== DATA SHOWN ==

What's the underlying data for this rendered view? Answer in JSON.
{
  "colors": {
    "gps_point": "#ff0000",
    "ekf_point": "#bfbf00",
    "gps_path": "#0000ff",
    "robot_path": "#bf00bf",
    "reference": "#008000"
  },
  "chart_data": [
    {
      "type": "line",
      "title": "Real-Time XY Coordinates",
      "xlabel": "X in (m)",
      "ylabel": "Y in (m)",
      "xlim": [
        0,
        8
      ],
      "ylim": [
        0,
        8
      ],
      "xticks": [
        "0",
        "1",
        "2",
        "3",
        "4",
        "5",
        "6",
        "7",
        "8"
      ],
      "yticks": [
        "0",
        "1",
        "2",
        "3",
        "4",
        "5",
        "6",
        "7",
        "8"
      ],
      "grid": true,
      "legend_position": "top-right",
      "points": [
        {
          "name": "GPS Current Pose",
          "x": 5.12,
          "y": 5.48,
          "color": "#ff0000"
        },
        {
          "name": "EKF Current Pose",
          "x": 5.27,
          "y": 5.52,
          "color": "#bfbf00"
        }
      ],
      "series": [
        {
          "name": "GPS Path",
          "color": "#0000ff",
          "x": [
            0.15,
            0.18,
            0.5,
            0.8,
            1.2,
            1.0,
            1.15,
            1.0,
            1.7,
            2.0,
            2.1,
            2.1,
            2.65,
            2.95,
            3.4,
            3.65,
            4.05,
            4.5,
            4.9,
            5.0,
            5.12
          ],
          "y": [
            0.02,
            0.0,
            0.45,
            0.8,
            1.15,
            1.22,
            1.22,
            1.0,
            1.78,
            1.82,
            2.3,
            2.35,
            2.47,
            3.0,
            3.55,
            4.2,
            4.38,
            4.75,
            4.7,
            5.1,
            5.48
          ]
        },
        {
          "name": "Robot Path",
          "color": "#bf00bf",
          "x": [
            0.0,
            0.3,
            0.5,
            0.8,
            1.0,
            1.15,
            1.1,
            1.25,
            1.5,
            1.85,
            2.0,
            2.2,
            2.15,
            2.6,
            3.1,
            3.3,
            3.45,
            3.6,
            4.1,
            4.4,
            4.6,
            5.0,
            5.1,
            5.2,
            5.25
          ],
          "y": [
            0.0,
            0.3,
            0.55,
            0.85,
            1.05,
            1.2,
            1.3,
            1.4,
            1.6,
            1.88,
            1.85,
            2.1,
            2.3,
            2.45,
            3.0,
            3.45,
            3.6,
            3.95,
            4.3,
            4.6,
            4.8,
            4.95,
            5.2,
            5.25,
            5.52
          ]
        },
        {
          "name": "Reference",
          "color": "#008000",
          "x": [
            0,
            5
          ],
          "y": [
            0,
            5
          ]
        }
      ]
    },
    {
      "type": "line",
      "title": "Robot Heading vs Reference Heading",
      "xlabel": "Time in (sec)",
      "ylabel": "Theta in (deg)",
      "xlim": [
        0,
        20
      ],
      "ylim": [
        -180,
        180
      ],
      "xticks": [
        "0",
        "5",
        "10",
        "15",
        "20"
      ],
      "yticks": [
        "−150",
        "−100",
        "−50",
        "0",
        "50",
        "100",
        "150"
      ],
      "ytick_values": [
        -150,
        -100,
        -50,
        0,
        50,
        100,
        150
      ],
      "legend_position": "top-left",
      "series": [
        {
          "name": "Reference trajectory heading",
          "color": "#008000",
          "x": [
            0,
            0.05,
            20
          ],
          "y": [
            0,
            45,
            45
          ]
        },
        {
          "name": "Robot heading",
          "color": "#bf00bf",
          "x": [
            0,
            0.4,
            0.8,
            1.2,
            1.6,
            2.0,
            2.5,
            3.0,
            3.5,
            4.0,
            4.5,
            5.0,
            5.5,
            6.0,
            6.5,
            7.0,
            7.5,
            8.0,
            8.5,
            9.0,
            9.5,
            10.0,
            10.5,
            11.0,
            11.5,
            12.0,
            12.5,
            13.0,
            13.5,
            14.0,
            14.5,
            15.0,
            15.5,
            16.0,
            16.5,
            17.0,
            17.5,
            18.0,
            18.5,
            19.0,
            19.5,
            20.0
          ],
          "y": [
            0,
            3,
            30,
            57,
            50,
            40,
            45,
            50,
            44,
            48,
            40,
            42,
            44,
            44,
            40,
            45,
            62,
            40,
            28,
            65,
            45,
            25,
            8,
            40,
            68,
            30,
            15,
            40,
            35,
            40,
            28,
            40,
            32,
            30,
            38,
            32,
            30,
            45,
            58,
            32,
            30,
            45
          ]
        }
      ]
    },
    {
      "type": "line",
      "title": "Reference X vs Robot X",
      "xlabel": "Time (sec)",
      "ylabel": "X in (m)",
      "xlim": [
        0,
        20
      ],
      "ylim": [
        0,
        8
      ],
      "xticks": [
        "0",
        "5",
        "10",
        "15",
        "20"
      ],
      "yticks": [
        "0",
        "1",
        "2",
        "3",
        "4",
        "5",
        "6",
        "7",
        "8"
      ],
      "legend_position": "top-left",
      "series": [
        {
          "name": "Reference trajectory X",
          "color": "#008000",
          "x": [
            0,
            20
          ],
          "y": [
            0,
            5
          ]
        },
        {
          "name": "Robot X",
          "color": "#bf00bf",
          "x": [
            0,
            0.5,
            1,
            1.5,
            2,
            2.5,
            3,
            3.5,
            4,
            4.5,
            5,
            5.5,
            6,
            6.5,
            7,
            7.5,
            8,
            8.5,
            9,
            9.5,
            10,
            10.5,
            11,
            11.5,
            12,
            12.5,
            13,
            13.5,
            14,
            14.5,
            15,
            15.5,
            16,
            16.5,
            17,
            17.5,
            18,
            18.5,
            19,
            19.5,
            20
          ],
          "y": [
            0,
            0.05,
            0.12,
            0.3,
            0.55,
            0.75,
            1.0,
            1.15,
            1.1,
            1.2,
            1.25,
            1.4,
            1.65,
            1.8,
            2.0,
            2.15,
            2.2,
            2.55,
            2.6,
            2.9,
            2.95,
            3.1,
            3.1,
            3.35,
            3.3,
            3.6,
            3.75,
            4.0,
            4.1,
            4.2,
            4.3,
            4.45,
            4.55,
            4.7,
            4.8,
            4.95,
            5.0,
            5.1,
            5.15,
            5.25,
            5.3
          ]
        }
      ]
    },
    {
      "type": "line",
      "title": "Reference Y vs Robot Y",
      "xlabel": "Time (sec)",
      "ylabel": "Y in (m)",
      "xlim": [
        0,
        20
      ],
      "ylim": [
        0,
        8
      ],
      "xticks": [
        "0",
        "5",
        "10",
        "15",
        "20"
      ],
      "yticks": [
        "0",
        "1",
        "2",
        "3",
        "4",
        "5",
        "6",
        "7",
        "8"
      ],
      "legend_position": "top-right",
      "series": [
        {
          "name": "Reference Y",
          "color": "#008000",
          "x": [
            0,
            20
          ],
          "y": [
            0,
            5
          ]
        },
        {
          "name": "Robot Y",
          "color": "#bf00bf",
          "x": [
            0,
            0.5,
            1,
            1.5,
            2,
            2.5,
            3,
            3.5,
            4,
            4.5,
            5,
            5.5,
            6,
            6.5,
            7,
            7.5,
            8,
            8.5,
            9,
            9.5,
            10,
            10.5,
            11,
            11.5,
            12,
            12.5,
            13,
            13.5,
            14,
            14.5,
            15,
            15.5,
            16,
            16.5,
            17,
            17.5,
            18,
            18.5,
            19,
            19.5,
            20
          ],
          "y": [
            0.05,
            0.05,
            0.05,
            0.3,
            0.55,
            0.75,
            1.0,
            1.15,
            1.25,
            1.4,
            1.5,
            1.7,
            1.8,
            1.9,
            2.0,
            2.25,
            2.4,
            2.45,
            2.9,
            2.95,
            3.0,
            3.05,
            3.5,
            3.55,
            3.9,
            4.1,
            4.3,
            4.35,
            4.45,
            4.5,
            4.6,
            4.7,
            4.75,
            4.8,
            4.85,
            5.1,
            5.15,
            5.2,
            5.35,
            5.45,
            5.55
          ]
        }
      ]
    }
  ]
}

===

● BRIEF:
Lines containing "Time" are to be counted. State the total and add nothing.

● EXERCISE RESPONSE:
4